> _Direction_:
Extract the lines that hold the string "seja".

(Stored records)
+++

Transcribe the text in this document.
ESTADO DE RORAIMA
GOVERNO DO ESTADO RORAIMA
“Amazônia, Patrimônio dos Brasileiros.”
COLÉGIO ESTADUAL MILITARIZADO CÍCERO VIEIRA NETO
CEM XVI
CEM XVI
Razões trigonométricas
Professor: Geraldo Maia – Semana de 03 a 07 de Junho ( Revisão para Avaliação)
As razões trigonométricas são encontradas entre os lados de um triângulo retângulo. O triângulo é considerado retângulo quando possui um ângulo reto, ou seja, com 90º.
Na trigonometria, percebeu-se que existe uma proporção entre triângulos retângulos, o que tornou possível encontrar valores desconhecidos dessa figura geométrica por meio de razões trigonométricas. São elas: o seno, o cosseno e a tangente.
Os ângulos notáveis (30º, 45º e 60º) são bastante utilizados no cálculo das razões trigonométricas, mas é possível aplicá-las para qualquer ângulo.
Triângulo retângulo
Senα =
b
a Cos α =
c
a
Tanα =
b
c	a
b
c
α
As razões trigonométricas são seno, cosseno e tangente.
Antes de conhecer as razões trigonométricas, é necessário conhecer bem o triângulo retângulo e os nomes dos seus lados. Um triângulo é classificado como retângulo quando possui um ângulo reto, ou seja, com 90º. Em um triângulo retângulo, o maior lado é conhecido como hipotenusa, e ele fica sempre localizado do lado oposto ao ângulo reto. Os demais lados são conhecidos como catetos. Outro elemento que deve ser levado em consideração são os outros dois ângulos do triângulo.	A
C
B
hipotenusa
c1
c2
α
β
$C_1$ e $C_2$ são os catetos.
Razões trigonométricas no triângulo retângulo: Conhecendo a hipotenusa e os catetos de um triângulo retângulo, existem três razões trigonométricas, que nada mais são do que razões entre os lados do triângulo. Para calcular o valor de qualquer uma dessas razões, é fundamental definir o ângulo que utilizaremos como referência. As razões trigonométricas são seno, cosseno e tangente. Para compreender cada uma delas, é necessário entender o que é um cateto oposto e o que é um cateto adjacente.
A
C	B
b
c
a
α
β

+++

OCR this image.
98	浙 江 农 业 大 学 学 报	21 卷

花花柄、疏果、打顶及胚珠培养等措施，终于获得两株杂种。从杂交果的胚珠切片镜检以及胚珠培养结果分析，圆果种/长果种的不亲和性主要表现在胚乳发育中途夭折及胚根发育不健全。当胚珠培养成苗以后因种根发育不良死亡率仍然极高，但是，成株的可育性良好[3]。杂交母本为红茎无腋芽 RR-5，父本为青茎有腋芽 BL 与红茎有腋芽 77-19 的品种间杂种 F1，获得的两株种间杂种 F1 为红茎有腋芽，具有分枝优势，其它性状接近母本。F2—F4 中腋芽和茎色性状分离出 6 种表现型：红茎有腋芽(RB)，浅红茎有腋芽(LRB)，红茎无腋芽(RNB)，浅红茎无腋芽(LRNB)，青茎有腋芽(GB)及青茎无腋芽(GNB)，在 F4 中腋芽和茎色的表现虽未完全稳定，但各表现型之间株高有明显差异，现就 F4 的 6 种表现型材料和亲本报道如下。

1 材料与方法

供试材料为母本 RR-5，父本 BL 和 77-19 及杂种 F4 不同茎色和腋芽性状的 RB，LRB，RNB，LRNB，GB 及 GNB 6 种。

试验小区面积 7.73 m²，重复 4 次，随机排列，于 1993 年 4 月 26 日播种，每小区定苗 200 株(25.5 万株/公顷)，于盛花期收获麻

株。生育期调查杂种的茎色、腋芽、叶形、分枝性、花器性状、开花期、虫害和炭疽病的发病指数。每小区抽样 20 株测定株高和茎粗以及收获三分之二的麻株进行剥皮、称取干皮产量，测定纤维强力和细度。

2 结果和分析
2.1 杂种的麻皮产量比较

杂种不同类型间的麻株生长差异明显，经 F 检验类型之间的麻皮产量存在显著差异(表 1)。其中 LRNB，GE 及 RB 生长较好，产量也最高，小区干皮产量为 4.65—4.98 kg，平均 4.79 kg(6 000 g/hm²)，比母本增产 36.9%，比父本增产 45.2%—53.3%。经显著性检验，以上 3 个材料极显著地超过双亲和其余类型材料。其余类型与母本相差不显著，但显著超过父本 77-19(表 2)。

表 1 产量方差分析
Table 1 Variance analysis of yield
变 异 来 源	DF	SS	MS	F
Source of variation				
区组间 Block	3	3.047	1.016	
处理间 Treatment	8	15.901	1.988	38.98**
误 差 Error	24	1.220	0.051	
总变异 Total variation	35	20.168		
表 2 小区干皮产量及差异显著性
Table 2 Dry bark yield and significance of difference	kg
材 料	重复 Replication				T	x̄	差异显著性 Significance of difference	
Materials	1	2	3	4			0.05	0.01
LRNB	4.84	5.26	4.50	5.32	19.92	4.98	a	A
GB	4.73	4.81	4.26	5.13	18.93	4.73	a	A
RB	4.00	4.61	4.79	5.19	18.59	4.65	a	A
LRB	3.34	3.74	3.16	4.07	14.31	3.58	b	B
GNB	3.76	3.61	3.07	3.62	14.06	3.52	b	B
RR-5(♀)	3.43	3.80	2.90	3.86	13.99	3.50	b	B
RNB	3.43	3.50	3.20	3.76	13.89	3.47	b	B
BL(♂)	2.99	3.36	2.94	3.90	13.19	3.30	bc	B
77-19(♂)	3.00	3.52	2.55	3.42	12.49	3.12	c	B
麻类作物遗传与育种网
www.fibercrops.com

+++

> _Correct result_:
As razões trigonométricas são encontradas entre os lados de um triângulo retângulo. O triângulo é considerado retângulo quando possui um ângulo reto, ou seja, com 90º.
Antes de conhecer as razões trigonométricas, é necessário conhecer bem o triângulo retângulo e os nomes dos seus lados. Um triângulo é classificado como retângulo quando possui um ângulo reto, ou seja, com 90º. Em um triângulo retângulo, o maior lado é conhecido como hipotenusa, e ele fica sempre localizado do lado oposto ao ângulo reto. Os demais lados são conhecidos como catetos. Outro elemento que deve ser levado em consideração são os outros dois ângulos do triângulo.	A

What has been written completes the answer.